==== Records to process

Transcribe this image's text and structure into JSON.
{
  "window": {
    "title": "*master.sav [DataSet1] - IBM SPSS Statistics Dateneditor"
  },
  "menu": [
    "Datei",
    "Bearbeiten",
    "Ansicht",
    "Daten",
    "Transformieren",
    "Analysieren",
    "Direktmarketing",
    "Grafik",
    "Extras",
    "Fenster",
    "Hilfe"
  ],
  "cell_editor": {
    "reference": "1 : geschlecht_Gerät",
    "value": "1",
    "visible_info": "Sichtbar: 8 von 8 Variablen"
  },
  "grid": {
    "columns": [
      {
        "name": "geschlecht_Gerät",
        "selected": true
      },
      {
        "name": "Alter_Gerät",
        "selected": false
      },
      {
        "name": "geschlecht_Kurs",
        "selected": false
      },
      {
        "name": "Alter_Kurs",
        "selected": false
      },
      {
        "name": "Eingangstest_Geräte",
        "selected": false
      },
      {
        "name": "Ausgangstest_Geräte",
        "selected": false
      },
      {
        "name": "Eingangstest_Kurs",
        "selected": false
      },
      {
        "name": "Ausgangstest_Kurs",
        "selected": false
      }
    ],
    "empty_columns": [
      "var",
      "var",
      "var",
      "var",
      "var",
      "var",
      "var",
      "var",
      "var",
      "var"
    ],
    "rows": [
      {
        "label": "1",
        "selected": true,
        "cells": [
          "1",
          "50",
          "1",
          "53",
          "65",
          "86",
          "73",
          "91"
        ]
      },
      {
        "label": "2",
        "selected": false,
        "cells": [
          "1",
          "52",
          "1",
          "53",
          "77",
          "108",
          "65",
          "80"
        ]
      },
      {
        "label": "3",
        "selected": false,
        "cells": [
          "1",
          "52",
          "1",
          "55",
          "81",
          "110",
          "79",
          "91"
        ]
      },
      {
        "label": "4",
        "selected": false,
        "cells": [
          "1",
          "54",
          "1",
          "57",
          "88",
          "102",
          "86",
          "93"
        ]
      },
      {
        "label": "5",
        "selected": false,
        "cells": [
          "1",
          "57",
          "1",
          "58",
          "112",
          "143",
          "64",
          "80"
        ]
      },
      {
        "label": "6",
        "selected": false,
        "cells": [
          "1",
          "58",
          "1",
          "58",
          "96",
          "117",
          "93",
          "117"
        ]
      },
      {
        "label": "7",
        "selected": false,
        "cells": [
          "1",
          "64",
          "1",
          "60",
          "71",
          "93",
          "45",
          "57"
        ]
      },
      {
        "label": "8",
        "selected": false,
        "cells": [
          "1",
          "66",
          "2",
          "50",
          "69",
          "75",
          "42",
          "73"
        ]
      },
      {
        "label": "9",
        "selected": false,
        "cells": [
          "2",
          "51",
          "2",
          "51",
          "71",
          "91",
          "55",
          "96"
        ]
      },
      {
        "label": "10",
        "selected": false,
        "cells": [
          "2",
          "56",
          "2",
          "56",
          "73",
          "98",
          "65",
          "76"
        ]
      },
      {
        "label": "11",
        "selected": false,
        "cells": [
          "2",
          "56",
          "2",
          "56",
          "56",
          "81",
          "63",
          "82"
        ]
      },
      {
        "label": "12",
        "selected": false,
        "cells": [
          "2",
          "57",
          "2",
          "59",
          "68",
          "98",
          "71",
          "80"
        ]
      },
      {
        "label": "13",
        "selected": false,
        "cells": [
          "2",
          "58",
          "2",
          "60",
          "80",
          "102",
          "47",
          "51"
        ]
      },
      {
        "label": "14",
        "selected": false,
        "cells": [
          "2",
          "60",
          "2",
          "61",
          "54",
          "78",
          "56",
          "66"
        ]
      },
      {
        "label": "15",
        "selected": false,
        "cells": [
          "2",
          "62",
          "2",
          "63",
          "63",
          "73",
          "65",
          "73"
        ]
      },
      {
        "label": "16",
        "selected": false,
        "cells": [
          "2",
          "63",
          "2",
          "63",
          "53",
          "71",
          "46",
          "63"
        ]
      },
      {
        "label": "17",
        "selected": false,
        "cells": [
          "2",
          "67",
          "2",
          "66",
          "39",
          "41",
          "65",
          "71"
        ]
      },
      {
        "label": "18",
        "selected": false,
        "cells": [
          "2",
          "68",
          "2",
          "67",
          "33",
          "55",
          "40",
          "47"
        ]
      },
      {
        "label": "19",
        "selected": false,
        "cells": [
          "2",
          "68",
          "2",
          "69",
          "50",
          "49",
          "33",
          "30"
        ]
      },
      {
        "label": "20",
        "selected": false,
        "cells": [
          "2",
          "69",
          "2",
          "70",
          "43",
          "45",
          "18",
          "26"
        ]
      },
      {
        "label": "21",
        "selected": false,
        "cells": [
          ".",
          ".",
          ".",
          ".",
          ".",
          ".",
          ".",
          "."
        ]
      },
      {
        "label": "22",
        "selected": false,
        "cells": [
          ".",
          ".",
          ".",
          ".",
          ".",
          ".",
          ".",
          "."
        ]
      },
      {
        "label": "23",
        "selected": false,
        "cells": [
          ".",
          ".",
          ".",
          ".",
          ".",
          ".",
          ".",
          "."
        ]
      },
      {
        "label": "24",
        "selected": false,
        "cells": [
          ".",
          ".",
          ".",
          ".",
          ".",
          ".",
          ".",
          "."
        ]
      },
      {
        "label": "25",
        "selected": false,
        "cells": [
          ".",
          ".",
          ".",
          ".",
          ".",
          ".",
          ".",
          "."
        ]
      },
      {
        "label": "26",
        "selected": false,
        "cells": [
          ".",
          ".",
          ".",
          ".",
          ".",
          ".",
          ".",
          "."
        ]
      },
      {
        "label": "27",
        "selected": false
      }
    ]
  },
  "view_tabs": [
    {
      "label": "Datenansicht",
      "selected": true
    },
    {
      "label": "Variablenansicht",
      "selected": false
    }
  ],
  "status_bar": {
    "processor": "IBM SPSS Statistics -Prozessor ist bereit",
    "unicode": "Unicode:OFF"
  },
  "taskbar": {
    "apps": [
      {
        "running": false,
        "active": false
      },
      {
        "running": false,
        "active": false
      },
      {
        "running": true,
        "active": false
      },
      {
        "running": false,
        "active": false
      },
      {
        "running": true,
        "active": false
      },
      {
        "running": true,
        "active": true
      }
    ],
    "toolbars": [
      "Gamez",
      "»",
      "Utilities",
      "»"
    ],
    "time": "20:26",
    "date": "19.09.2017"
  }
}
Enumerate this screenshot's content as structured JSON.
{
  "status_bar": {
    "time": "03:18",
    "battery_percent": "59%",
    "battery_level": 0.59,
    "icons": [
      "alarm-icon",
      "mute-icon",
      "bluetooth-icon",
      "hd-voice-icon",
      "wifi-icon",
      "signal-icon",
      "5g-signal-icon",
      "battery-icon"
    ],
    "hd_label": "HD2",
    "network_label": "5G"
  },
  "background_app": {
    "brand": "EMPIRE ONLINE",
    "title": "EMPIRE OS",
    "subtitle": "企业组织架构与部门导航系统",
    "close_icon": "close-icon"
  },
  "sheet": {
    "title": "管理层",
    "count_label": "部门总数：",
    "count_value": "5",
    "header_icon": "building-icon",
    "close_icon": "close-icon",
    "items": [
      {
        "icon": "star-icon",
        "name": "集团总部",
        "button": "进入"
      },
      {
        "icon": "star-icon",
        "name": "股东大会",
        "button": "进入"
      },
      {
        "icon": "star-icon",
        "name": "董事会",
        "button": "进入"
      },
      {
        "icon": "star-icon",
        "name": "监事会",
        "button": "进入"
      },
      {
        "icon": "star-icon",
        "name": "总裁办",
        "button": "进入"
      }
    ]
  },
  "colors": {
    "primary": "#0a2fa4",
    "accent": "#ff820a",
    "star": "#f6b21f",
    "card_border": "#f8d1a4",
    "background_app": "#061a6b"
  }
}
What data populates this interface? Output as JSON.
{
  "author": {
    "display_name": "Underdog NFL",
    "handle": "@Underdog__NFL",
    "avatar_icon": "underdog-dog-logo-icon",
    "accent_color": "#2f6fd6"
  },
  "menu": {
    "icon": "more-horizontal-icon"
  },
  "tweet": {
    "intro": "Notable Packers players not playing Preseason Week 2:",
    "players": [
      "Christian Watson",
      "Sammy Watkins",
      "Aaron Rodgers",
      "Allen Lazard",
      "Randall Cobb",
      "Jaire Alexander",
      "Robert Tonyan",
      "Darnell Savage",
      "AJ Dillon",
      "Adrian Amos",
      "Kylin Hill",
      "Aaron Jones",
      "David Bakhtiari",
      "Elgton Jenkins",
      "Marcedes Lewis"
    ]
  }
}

========

Produce an exact repeat of the lines from the one containing "Enumerate this screenshot's" through the last line of the data, and nothing more.

Enumerate this screenshot's content as structured JSON.
{
  "status_bar": {
    "time": "03:18",
    "battery_percent": "59%",
    "battery_level": 0.59,
    "icons": [
      "alarm-icon",
      "mute-icon",
      "bluetooth-icon",
      "hd-voice-icon",
      "wifi-icon",
      "signal-icon",
      "5g-signal-icon",
      "battery-icon"
    ],
    "hd_label": "HD2",
    "network_label": "5G"
  },
  "background_app": {
    "brand": "EMPIRE ONLINE",
    "title": "EMPIRE OS",
    "subtitle": "企业组织架构与部门导航系统",
    "close_icon": "close-icon"
  },
  "sheet": {
    "title": "管理层",
    "count_label": "部门总数：",
    "count_value": "5",
    "header_icon": "building-icon",
    "close_icon": "close-icon",
    "items": [
      {
        "icon": "star-icon",
        "name": "集团总部",
        "button": "进入"
      },
      {
        "icon": "star-icon",
        "name": "股东大会",
        "button": "进入"
      },
      {
        "icon": "star-icon",
        "name": "董事会",
        "button": "进入"
      },
      {
        "icon": "star-icon",
        "name": "监事会",
        "button": "进入"
      },
      {
        "icon": "star-icon",
        "name": "总裁办",
        "button": "进入"
      }
    ]
  },
  "colors": {
    "primary": "#0a2fa4",
    "accent": "#ff820a",
    "star": "#f6b21f",
    "card_border": "#f8d1a4",
    "background_app": "#061a6b"
  }
}
What data populates this interface? Output as JSON.
{
  "author": {
    "display_name": "Underdog NFL",
    "handle": "@Underdog__NFL",
    "avatar_icon": "underdog-dog-logo-icon",
    "accent_color": "#2f6fd6"
  },
  "menu": {
    "icon": "more-horizontal-icon"
  },
  "tweet": {
    "intro": "Notable Packers players not playing Preseason Week 2:",
    "players": [
      "Christian Watson",
      "Sammy Watkins",
      "Aaron Rodgers",
      "Allen Lazard",
      "Randall Cobb",
      "Jaire Alexander",
      "Robert Tonyan",
      "Darnell Savage",
      "AJ Dillon",
      "Adrian Amos",
      "Kylin Hill",
      "Aaron Jones",
      "David Bakhtiari",
      "Elgton Jenkins",
      "Marcedes Lewis"
    ]
  }
}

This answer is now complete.